* **EXERCISE TASK 1**:
Copy out the whole exhibition text about flowers and decay without changing a word.

Guest Curated by China Adams

October 7, 2021 – January 3, 2022

Before the Wilt exhibition at Porch Gallery Ojai

A flower is a site of tension, implicit in a fresh bloom is imminent decay.  What sets the life-cycle of a flower apart is it’s relative brevity.  The time from bloom to wilt is usually no more than a matter of weeks, only a matter of days when considering cut flowers.

A flower in bloom acts as a symbol of impending doom.  Their compressed life cycle, heightens their preciousness.  We appreciate the flower not only for its beauty, but because we recognize its temporality, its brief life in bloom.  Just as we savor the evocative, elusive fragrance of scented flowers, we relish the bloom because it is short-lived, impermanent and uncontainable.

We romanticize blossoms not only for the beauty evident in their structural complexity, their extravagant range of color and wild diversity, but for their essential, transient natures.  Beauty alone is not the sole reason for our intrigue, it is the flower’s symbolic heft that reminds us of the inevitability of death. In essence the flower acts as its own brand of memento mori.

* **SUPPLIED INFORMATION**:
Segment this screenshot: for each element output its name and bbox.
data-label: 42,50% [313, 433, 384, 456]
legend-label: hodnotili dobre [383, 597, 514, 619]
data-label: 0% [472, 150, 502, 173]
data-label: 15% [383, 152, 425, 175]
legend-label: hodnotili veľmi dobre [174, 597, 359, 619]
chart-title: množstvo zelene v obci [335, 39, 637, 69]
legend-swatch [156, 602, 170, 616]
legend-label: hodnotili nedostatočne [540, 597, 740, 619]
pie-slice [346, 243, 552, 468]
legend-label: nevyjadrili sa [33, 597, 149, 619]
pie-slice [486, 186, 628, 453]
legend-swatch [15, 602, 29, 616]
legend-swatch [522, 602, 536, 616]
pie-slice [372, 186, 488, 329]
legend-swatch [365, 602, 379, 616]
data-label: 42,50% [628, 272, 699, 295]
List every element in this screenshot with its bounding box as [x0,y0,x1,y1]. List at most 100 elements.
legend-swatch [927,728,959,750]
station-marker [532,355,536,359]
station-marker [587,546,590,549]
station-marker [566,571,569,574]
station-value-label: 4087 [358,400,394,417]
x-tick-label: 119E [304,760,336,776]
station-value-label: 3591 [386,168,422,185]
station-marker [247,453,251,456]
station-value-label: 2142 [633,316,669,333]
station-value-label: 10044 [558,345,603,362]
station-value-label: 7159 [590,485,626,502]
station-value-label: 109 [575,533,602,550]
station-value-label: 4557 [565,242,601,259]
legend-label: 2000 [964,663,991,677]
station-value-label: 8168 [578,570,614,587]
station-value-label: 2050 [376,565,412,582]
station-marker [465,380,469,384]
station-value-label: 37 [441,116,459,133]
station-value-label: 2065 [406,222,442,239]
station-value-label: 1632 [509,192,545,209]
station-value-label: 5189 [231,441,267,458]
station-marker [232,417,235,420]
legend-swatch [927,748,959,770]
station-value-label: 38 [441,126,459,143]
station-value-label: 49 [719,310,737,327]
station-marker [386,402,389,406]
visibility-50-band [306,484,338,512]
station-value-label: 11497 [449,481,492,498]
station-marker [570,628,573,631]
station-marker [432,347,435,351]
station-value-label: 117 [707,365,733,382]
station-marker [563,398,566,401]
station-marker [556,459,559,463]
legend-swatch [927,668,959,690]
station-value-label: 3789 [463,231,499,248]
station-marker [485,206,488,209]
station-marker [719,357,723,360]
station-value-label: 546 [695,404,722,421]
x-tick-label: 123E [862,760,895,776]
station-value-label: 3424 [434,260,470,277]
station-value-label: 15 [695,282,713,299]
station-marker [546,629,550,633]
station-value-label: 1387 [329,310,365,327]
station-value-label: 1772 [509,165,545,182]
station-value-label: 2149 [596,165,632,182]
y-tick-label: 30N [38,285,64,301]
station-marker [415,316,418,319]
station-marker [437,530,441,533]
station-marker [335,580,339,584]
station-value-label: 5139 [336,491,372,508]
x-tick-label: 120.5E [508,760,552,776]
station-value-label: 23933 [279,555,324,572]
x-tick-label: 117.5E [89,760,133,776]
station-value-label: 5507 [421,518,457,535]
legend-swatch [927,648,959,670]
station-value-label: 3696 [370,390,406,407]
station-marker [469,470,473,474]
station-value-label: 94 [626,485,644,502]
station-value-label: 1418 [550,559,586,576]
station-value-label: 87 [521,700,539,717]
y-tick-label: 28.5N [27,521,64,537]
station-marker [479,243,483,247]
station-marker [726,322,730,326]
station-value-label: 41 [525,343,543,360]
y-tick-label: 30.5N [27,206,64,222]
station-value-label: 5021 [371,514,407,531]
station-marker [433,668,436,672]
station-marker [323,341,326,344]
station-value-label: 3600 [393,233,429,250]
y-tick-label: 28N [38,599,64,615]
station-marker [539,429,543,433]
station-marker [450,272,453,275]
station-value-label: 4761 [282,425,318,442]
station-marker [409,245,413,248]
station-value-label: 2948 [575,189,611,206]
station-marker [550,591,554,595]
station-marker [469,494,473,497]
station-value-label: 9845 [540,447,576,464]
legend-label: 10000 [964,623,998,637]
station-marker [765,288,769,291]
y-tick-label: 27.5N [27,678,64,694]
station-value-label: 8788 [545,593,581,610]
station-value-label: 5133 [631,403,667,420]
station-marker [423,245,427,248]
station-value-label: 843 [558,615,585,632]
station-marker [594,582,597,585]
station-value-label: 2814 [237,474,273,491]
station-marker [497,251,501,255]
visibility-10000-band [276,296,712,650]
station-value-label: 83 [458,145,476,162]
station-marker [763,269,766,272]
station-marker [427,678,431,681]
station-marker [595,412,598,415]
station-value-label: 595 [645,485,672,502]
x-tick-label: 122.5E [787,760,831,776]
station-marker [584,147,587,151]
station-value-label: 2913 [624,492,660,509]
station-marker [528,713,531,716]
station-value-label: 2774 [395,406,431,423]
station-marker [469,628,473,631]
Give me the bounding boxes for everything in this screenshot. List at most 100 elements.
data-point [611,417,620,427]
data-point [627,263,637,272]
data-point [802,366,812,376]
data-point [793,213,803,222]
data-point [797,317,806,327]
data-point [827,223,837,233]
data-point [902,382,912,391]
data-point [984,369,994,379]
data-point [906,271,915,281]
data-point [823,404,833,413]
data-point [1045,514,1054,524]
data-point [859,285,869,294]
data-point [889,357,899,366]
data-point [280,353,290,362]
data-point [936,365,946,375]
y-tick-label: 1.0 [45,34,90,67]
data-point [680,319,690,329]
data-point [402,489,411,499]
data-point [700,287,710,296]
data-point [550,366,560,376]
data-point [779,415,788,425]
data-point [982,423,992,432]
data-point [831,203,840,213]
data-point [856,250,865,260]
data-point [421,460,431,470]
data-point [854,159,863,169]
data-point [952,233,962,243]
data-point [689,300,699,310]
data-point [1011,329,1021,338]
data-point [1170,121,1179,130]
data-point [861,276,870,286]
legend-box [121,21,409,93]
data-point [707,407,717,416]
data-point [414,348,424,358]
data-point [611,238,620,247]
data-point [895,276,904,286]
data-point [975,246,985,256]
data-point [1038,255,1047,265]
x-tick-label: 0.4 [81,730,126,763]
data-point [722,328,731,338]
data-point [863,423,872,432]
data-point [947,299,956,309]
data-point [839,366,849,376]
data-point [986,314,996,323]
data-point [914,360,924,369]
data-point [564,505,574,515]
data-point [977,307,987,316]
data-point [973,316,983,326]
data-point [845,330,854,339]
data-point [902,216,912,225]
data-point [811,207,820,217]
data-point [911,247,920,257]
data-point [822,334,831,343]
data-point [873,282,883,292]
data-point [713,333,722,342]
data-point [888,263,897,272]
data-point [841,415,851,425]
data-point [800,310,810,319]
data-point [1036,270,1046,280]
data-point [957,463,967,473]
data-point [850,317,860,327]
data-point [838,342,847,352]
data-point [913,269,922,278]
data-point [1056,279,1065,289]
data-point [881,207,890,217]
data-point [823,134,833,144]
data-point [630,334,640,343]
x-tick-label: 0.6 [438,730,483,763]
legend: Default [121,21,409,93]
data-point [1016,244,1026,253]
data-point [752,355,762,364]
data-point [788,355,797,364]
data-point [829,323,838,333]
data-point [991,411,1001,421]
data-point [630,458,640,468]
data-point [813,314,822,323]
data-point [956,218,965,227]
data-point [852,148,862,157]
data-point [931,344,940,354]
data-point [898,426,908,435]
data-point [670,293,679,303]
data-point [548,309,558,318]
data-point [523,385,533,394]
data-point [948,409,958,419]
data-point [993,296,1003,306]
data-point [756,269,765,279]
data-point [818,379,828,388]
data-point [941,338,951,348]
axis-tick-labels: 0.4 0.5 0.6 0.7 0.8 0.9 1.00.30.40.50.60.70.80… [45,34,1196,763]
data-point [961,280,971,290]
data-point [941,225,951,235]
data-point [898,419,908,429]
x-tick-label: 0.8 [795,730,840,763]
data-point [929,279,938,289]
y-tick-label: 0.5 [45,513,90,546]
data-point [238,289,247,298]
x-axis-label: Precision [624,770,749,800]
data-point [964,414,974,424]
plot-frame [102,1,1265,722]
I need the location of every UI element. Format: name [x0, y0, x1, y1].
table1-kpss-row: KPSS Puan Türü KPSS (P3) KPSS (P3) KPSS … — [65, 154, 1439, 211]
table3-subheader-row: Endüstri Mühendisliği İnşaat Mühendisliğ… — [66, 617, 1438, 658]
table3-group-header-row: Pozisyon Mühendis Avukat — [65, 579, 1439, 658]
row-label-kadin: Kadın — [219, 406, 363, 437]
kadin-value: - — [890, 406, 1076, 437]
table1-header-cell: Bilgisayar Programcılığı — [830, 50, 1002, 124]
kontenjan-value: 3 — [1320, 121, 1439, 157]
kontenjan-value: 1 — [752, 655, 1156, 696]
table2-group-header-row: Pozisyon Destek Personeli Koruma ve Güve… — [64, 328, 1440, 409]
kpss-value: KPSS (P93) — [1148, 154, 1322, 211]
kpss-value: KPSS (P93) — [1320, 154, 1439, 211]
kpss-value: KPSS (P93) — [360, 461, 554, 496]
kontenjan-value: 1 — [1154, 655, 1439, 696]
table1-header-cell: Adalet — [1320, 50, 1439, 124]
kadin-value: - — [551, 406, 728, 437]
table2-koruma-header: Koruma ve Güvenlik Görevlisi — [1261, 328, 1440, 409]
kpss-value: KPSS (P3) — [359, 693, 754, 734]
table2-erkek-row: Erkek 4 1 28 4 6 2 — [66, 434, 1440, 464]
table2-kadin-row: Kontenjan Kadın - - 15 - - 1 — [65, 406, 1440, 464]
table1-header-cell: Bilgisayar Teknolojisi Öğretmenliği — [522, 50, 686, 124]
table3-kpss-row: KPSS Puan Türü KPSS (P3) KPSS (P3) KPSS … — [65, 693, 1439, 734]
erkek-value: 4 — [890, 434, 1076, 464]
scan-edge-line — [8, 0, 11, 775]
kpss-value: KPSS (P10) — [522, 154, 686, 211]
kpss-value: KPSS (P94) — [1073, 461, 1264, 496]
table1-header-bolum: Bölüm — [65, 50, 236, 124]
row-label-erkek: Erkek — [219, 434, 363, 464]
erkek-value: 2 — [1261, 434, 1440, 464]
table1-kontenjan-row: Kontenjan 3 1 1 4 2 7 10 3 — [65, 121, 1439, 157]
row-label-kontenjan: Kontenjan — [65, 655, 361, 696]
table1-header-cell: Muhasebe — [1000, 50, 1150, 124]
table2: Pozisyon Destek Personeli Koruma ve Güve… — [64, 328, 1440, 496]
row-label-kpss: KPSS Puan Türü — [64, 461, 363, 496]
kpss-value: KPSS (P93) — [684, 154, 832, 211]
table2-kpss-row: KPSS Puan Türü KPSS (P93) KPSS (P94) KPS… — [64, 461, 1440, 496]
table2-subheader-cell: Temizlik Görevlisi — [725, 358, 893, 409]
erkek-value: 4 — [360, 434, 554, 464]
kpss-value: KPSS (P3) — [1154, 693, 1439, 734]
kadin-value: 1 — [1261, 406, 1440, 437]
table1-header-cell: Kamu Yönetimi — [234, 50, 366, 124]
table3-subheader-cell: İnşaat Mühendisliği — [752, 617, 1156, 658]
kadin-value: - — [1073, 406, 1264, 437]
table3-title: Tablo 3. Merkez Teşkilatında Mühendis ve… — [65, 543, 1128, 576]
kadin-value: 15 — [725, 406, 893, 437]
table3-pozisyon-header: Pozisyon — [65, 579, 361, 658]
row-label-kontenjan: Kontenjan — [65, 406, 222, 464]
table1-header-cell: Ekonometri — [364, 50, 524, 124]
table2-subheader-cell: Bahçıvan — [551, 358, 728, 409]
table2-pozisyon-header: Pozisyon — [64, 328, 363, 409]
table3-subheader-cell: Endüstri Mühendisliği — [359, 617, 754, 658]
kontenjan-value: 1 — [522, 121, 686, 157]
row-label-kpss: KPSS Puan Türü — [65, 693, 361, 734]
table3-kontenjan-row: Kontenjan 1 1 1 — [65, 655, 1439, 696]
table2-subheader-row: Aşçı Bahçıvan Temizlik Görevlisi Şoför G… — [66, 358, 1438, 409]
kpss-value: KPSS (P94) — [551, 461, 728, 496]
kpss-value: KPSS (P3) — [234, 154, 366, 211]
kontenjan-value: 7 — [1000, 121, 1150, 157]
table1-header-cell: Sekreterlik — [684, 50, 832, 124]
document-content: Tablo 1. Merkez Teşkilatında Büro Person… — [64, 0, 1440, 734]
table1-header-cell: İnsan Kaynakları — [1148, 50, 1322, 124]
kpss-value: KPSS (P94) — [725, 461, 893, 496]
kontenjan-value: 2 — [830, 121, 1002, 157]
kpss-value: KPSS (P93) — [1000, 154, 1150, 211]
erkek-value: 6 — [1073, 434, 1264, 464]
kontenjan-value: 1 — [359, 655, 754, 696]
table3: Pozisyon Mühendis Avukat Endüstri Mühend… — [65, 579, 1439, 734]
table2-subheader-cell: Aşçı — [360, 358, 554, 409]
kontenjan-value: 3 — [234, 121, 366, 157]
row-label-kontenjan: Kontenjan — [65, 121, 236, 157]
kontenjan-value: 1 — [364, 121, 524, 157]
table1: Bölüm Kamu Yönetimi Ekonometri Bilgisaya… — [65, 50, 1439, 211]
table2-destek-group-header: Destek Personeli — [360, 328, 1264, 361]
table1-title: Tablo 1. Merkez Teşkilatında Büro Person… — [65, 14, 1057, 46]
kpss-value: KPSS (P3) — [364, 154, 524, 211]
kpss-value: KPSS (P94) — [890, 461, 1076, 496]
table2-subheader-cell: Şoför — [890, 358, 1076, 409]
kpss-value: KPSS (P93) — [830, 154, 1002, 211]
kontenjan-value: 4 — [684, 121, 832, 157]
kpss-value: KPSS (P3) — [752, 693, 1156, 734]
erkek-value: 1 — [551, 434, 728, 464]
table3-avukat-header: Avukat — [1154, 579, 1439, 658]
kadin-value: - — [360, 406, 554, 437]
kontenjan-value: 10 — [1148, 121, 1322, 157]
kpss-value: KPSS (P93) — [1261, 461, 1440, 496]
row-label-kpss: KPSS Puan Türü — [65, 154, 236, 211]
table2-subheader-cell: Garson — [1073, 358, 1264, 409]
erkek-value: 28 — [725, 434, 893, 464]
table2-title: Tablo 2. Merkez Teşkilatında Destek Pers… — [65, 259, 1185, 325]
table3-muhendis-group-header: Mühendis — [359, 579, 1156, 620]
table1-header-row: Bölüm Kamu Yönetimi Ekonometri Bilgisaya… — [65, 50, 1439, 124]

* **EXERCISE TASK 2**:
Render the rows, from the first one through the one containing "station-value-label: 3789 [463,231,499,248]", both included, as a Markdown table with the columns Row and Entry, skipping any blank lines.

* **ANSWER 1**:
Guest Curated by China Adams

October 7, 2021 – January 3, 2022

Before the Wilt exhibition at Porch Gallery Ojai

A flower is a site of tension, implicit in a fresh bloom is imminent decay.  What sets the life-cycle of a flower apart is it’s relative brevity.  The time from bloom to wilt is usually no more than a matter of weeks, only a matter of days when considering cut flowers.

A flower in bloom acts as a symbol of impending doom.  Their compressed life cycle, heightens their preciousness.  We appreciate the flower not only for its beauty, but because we recognize its temporality, its brief life in bloom.  Just as we savor the evocative, elusive fragrance of scented flowers, we relish the bloom because it is short-lived, impermanent and uncontainable.

We romanticize blossoms not only for the beauty evident in their structural complexity, their extravagant range of color and wild diversity, but for their essential, transient natures.  Beauty alone is not the sole reason for our intrigue, it is the flower’s symbolic heft that reminds us of the inevitability of death. In essence the flower acts as its own brand of memento mori.

* **ANSWER 2**:
| Row | Entry |
|---|---|
| 1 | Segment this screenshot: for each element output its name and bbox. |
| 2 | data-label: 42,50% [313, 433, 384, 456] |
| 3 | legend-label: hodnotili dobre [383, 597, 514, 619] |
| 4 | data-label: 0% [472, 150, 502, 173] |
| 5 | data-label: 15% [383, 152, 425, 175] |
| 6 | legend-label: hodnotili veľmi dobre [174, 597, 359, 619] |
| 7 | chart-title: množstvo zelene v obci [335, 39, 637, 69] |
| 8 | legend-swatch [156, 602, 170, 616] |
| 9 | legend-label: hodnotili nedostatočne [540, 597, 740, 619] |
| 10 | pie-slice [346, 243, 552, 468] |
| 11 | legend-label: nevyjadrili sa [33, 597, 149, 619] |
| 12 | pie-slice [486, 186, 628, 453] |
| 13 | legend-swatch [15, 602, 29, 616] |
| 14 | legend-swatch [522, 602, 536, 616] |
| 15 | pie-slice [372, 186, 488, 329] |
| 16 | legend-swatch [365, 602, 379, 616] |
| 17 | data-label: 42,50% [628, 272, 699, 295] |
| 18 | List every element in this screenshot with its bounding box as [x0,y0,x1,y1]. List at most 100 elements. |
| 19 | legend-swatch [927,728,959,750] |
| 20 | station-marker [532,355,536,359] |
| 21 | station-marker [587,546,590,549] |
| 22 | station-marker [566,571,569,574] |
| 23 | station-value-label: 4087 [358,400,394,417] |
| 24 | x-tick-label: 119E [304,760,336,776] |
| 25 | station-value-label: 3591 [386,168,422,185] |
| 26 | station-marker [247,453,251,456] |
| 27 | station-value-label: 2142 [633,316,669,333] |
| 28 | station-value-label: 10044 [558,345,603,362] |
| 29 | station-value-label: 7159 [590,485,626,502] |
| 30 | station-value-label: 109 [575,533,602,550] |
| 31 | station-value-label: 4557 [565,242,601,259] |
| 32 | legend-label: 2000 [964,663,991,677] |
| 33 | station-value-label: 8168 [578,570,614,587] |
| 34 | station-value-label: 2050 [376,565,412,582] |
| 35 | station-marker [465,380,469,384] |
| 36 | station-value-label: 37 [441,116,459,133] |
| 37 | station-value-label: 2065 [406,222,442,239] |
| 38 | station-value-label: 1632 [509,192,545,209] |
| 39 | station-value-label: 5189 [231,441,267,458] |
| 40 | station-marker [232,417,235,420] |
| 41 | legend-swatch [927,748,959,770] |
| 42 | station-value-label: 38 [441,126,459,143] |
| 43 | station-value-label: 49 [719,310,737,327] |
| 44 | station-marker [386,402,389,406] |
| 45 | visibility-50-band [306,484,338,512] |
| 46 | station-value-label: 11497 [449,481,492,498] |
| 47 | station-marker [570,628,573,631] |
| 48 | station-marker [432,347,435,351] |
| 49 | station-value-label: 117 [707,365,733,382] |
| 50 | station-marker [563,398,566,401] |
| 51 | station-marker [556,459,559,463] |
| 52 | legend-swatch [927,668,959,690] |
| 53 | station-value-label: 3789 [463,231,499,248] |